● Problem to work on:
In the data that follows, count each line holding the string "this"; answer with the number only.

• • •

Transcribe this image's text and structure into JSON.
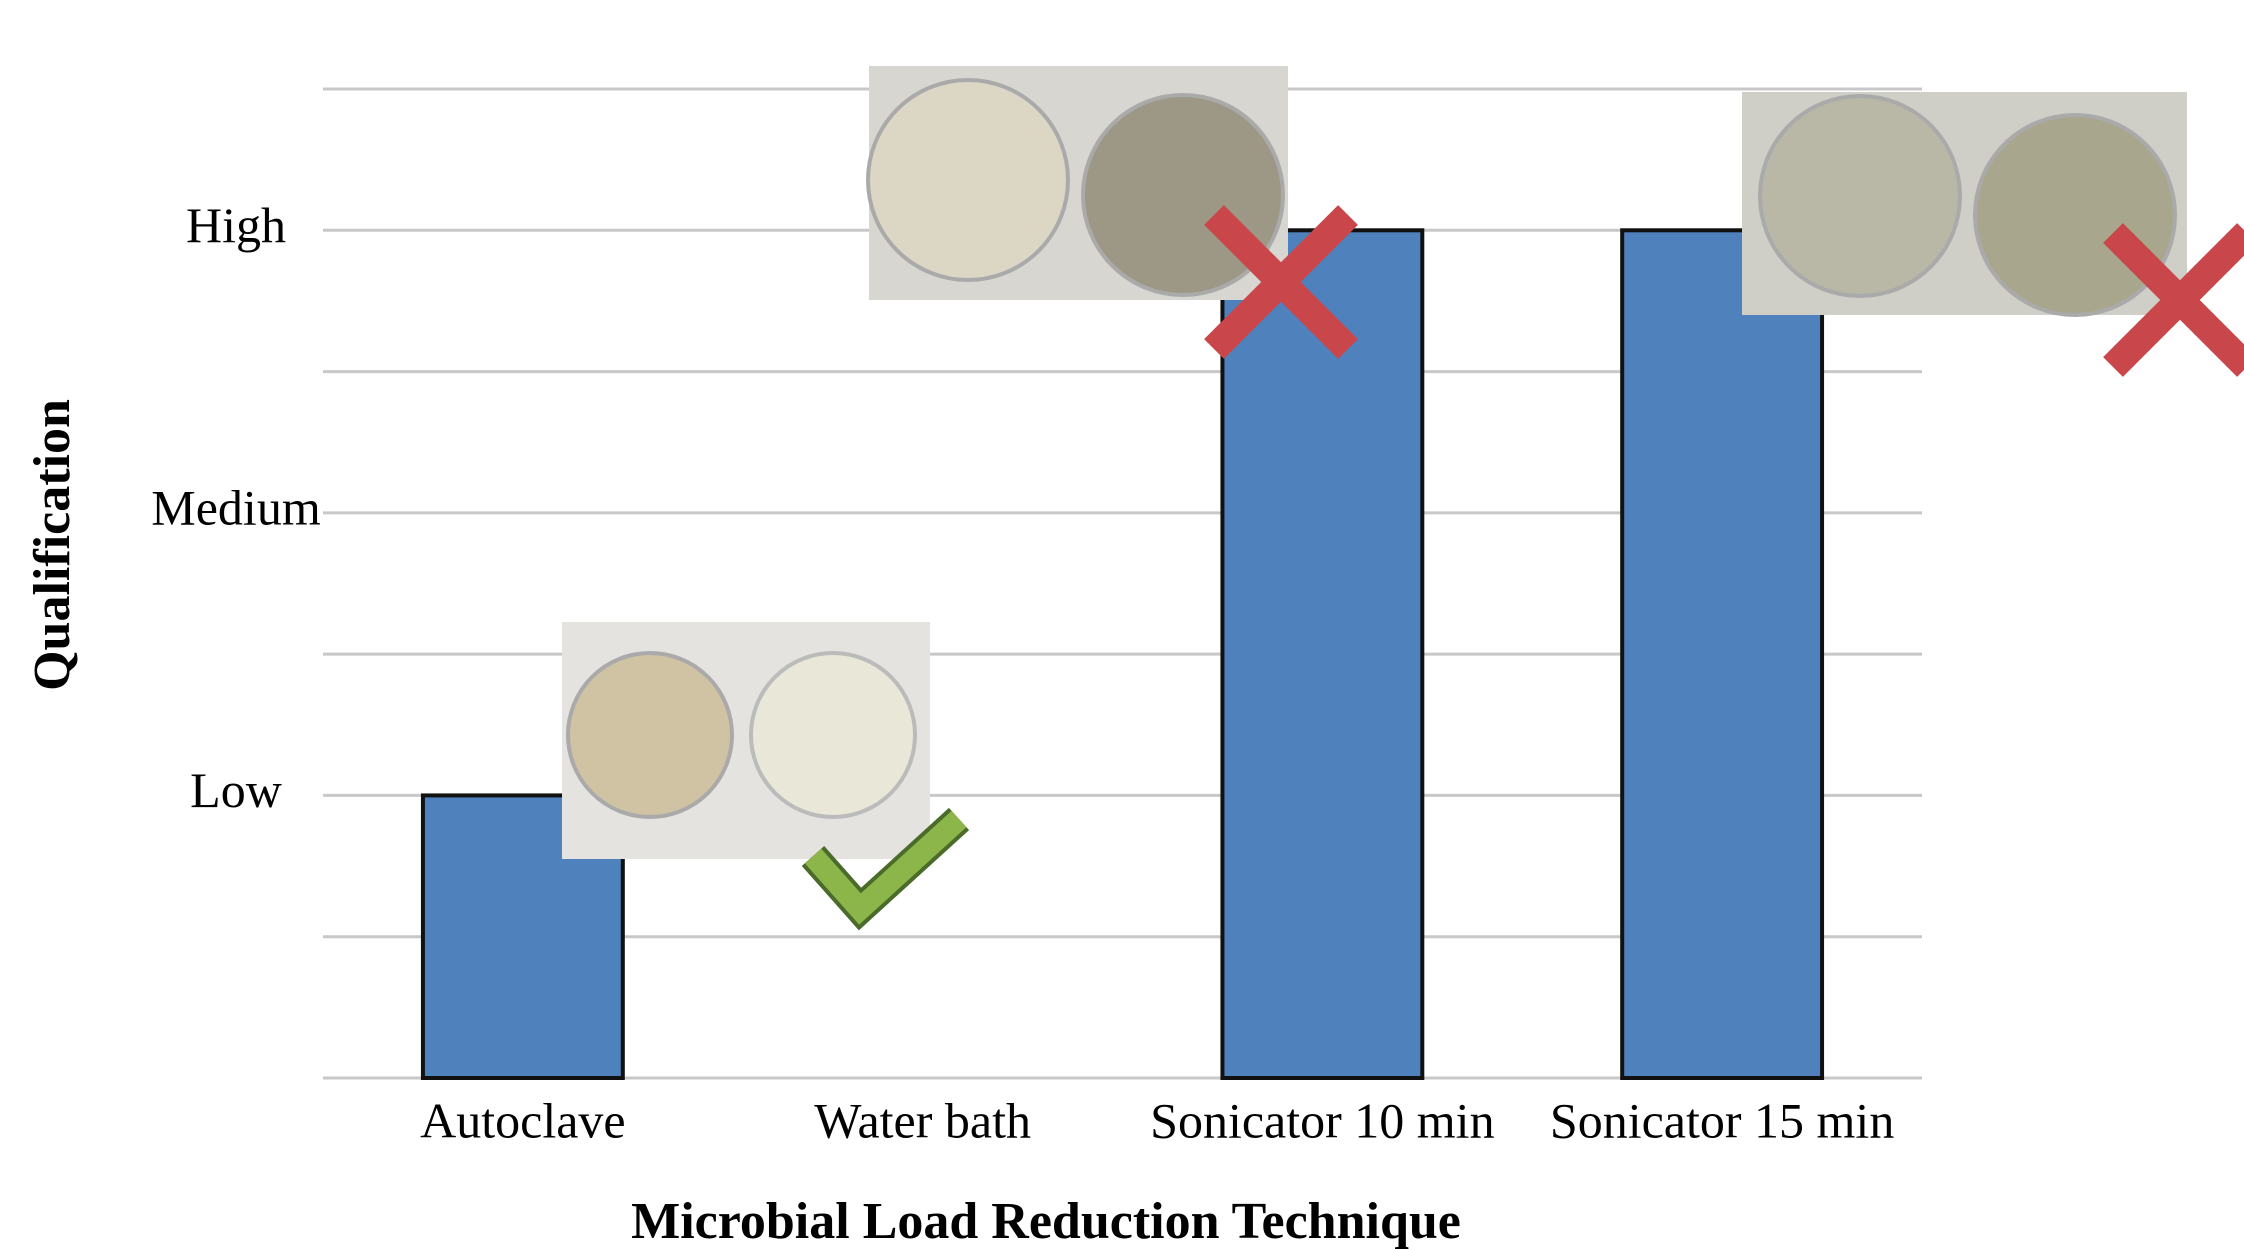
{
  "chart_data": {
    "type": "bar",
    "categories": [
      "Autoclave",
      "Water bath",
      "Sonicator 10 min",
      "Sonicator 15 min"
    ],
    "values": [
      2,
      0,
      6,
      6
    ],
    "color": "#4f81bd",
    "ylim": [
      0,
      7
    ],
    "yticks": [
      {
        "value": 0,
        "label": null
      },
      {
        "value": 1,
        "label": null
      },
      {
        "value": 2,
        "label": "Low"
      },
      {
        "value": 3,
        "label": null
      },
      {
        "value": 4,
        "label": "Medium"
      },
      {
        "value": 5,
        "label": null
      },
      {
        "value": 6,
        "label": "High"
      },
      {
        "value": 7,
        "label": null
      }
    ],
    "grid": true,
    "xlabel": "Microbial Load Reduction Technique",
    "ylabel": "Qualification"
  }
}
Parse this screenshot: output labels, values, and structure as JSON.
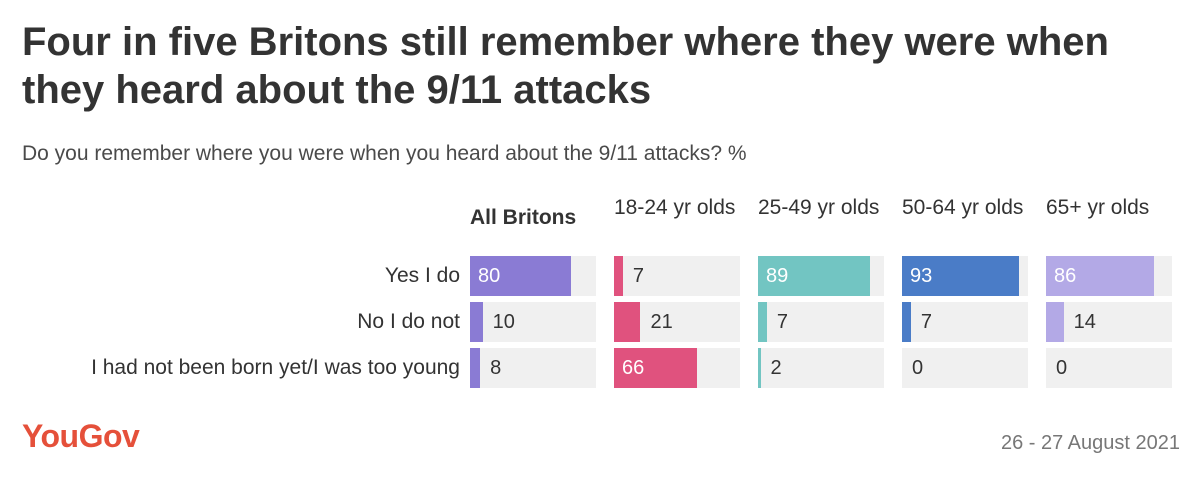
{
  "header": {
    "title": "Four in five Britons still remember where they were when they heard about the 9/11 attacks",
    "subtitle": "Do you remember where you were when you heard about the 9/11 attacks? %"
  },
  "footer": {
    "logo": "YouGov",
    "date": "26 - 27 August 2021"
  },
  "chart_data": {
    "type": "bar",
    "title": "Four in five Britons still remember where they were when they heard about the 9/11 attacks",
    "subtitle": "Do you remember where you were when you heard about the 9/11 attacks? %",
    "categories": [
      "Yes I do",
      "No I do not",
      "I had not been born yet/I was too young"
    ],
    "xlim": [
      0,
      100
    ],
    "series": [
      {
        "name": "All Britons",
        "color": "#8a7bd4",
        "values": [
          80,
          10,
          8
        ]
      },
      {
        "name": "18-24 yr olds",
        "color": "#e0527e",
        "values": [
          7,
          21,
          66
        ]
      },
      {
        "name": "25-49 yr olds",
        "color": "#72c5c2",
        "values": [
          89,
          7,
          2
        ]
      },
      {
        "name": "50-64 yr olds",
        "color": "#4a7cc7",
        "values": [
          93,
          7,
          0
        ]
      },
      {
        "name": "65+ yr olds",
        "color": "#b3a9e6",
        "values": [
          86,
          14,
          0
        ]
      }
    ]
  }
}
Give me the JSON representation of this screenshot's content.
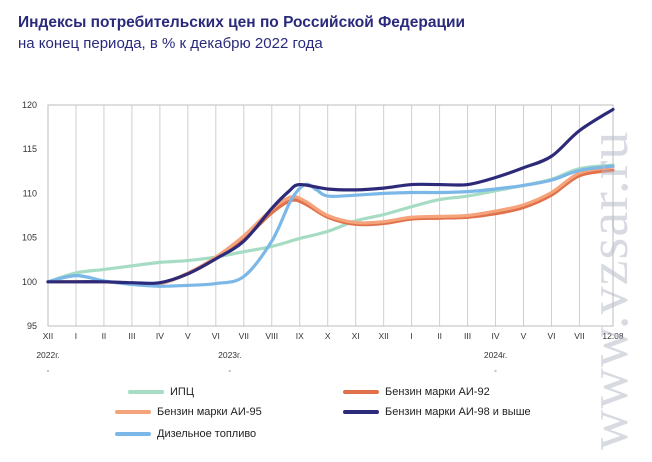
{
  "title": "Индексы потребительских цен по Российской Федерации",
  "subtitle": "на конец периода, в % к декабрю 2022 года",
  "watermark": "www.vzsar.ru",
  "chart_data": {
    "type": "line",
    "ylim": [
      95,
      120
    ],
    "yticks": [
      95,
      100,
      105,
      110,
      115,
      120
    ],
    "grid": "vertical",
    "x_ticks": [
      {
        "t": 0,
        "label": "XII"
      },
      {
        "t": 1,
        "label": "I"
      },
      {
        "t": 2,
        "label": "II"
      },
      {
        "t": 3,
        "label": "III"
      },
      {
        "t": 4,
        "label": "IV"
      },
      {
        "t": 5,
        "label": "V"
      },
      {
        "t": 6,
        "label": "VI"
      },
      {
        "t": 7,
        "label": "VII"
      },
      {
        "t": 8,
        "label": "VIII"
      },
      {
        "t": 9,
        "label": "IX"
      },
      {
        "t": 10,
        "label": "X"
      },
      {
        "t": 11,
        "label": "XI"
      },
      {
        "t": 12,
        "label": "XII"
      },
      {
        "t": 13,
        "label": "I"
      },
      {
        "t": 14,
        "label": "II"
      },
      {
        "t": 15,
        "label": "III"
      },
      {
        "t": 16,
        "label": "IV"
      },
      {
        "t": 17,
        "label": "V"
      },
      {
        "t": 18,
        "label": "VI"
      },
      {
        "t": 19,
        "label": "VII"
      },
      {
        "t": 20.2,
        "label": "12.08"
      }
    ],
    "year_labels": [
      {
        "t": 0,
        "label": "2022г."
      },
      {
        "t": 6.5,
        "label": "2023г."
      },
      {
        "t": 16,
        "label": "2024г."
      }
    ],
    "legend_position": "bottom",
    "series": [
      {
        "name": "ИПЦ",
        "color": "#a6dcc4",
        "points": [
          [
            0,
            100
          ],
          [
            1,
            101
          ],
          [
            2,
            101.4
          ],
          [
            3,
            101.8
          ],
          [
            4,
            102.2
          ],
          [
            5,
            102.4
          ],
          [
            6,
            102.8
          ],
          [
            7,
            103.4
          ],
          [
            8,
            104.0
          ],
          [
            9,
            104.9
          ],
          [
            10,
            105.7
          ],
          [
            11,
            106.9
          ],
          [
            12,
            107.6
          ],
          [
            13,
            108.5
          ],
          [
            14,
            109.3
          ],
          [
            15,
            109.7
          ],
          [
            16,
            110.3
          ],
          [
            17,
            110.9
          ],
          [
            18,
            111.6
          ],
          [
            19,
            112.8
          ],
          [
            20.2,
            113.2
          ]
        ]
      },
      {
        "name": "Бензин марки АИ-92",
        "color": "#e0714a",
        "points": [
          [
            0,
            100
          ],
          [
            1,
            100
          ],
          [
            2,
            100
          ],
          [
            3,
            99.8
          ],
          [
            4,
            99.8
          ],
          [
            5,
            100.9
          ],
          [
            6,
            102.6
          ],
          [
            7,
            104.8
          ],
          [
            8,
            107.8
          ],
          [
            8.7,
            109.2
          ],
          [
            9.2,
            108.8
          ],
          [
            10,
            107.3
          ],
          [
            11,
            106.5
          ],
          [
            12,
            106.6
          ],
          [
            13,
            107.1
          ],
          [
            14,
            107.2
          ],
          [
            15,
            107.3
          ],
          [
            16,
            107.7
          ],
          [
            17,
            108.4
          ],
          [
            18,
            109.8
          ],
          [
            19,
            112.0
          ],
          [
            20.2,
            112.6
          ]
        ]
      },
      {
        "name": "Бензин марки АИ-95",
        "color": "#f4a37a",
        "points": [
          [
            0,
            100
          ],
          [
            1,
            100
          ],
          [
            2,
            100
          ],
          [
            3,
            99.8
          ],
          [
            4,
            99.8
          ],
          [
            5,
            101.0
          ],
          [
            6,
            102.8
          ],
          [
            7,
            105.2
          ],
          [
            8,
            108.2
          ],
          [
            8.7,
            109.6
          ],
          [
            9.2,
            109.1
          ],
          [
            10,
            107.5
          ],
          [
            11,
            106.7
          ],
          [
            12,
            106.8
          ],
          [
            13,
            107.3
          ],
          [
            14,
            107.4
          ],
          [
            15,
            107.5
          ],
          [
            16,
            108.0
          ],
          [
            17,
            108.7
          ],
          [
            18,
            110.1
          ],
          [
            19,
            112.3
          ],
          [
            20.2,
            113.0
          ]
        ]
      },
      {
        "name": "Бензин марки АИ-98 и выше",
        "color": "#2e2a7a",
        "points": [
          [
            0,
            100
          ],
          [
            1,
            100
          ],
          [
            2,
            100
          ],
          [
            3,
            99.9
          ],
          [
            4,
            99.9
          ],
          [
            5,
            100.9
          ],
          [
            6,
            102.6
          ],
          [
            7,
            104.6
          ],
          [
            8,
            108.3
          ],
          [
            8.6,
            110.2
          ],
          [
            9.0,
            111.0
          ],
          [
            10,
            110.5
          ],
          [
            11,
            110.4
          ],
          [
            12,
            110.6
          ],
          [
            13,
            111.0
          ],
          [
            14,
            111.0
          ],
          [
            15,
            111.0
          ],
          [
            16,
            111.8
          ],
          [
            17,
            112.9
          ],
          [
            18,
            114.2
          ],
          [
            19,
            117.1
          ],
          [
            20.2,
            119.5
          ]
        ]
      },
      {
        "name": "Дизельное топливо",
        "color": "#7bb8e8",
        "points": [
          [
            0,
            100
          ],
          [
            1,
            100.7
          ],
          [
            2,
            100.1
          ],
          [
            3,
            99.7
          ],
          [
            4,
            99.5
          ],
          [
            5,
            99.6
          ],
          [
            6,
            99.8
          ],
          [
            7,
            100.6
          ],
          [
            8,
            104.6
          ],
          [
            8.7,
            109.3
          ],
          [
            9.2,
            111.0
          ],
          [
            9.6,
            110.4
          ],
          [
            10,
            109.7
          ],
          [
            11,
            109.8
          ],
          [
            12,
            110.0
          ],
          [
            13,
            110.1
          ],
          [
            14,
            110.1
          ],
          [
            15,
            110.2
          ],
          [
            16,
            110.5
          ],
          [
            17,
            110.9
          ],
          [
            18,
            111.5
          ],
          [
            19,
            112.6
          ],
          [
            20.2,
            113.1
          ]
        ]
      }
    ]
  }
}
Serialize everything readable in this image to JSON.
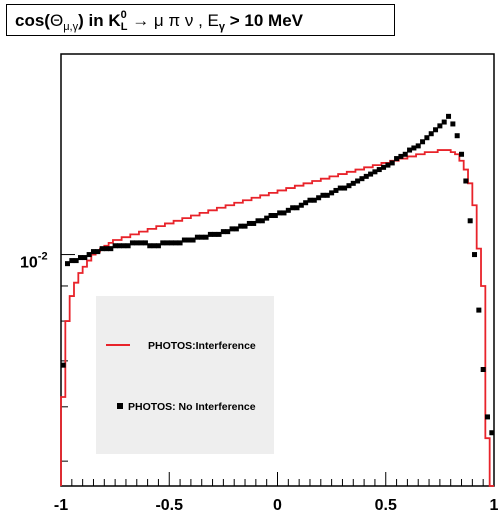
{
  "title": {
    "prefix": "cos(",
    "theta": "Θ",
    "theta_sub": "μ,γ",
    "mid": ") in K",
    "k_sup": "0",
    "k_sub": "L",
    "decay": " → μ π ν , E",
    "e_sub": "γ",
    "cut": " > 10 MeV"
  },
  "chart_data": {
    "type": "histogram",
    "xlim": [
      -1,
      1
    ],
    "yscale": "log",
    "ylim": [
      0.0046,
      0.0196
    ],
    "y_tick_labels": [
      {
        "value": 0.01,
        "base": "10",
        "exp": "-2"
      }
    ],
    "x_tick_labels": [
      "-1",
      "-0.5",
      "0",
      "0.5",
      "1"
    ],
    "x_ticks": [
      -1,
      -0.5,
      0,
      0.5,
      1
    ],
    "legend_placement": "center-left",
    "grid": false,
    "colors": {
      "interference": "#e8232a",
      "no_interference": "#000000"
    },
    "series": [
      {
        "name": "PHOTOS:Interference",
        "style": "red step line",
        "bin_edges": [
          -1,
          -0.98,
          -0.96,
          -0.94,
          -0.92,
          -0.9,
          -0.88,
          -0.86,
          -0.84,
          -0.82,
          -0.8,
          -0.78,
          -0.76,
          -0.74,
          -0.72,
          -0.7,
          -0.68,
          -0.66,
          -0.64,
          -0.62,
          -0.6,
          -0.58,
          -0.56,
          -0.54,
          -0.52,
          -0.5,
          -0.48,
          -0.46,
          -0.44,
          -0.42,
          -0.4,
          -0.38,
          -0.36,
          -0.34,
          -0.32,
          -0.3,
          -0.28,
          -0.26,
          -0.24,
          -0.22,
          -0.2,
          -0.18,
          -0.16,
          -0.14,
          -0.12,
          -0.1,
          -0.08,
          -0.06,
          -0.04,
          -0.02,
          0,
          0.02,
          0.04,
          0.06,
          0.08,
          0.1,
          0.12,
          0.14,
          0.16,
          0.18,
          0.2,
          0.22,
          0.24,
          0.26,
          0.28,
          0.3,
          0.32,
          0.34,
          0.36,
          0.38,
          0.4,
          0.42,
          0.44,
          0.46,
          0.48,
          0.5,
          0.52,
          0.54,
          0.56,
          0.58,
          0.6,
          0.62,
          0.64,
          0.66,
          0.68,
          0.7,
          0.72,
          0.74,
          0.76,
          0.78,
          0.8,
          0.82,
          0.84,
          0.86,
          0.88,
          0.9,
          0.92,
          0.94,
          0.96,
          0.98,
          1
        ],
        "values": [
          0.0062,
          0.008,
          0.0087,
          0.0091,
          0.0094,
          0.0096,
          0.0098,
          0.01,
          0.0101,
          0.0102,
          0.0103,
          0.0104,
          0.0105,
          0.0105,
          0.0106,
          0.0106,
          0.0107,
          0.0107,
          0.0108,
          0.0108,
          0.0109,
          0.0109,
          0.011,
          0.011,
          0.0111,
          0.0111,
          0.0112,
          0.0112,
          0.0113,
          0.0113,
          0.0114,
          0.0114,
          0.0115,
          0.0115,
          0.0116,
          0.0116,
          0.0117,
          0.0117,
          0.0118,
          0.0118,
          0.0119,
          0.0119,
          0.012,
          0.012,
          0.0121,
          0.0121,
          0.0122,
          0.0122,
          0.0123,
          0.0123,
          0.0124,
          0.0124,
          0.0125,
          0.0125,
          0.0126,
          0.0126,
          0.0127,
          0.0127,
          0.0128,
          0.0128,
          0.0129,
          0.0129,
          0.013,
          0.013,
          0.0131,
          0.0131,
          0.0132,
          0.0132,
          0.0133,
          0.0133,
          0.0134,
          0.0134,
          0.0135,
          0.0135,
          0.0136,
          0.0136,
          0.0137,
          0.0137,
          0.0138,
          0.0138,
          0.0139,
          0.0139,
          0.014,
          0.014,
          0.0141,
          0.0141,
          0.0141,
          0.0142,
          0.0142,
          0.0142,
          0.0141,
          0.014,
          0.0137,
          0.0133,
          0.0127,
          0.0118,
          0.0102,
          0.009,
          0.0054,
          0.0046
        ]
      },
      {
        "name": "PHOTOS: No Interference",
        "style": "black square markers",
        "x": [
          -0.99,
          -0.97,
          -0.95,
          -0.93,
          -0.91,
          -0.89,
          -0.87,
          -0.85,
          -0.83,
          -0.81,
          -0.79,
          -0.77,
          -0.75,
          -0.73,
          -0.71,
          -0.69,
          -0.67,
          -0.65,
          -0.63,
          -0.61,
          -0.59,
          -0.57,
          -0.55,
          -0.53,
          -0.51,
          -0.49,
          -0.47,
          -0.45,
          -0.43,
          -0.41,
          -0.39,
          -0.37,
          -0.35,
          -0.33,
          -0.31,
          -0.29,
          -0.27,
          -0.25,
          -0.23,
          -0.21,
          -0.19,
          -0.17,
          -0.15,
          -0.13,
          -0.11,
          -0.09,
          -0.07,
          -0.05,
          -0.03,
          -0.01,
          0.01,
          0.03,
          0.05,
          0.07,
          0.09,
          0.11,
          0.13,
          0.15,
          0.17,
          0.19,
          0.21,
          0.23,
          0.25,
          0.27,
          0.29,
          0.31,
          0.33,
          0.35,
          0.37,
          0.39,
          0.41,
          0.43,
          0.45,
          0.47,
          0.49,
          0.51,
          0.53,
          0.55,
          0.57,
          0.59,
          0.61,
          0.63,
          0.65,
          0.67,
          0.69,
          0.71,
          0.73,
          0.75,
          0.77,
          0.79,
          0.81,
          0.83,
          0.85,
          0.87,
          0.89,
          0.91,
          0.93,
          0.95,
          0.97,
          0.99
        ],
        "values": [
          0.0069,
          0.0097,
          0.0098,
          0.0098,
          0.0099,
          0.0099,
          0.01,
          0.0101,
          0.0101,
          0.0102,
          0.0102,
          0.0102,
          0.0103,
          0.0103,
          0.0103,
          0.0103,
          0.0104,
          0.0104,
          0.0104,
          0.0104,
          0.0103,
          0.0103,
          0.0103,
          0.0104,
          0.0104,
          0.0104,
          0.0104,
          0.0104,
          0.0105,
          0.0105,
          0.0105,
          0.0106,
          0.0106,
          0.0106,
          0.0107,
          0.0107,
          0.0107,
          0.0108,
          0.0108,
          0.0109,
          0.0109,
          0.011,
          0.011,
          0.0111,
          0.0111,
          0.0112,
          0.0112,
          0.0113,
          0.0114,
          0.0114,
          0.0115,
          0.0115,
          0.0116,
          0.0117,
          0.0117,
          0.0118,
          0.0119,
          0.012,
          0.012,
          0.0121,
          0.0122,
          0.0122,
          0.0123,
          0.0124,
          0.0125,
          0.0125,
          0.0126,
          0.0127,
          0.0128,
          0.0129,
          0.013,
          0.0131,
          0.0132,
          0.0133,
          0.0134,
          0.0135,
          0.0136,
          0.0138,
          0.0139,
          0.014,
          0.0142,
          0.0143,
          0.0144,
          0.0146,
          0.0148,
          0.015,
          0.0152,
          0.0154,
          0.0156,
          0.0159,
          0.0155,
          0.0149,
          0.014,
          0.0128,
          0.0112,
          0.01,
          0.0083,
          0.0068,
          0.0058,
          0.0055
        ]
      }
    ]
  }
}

• • •

● Response below:
4